**STATED TASK**
Copy all lines in which the word "Continue" can be found.

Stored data
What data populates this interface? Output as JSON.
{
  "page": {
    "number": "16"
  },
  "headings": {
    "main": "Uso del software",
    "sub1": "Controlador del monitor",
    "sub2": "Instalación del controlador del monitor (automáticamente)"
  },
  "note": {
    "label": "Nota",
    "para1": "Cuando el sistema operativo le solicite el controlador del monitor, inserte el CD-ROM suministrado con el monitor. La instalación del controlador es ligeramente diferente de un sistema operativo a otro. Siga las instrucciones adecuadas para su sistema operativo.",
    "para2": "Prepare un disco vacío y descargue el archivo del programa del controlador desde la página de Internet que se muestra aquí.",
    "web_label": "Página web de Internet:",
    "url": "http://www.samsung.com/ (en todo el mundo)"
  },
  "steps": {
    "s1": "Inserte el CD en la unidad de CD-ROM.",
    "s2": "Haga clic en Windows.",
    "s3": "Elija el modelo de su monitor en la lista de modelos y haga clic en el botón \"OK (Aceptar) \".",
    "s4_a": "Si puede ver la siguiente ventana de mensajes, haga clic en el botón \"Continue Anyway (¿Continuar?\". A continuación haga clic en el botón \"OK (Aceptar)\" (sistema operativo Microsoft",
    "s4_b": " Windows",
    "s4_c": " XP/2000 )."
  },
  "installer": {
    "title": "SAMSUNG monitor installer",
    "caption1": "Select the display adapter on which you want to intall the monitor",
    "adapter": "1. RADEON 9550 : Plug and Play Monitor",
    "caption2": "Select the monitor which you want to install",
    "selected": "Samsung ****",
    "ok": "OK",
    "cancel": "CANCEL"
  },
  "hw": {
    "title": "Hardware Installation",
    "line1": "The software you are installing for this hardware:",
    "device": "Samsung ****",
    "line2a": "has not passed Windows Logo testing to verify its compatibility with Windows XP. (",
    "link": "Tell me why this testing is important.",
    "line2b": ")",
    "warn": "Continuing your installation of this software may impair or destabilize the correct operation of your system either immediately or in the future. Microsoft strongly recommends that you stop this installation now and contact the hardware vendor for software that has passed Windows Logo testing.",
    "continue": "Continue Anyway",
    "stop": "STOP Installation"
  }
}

**RESPONSE TO THE EXERCISE**
    "s4_a": "Si puede ver la siguiente ventana de mensajes, haga clic en el botón \"Continue Anyway (¿Continuar?\". A continuación haga clic en el botón \"OK (Aceptar)\" (sistema operativo Microsoft",
    "continue": "Continue Anyway",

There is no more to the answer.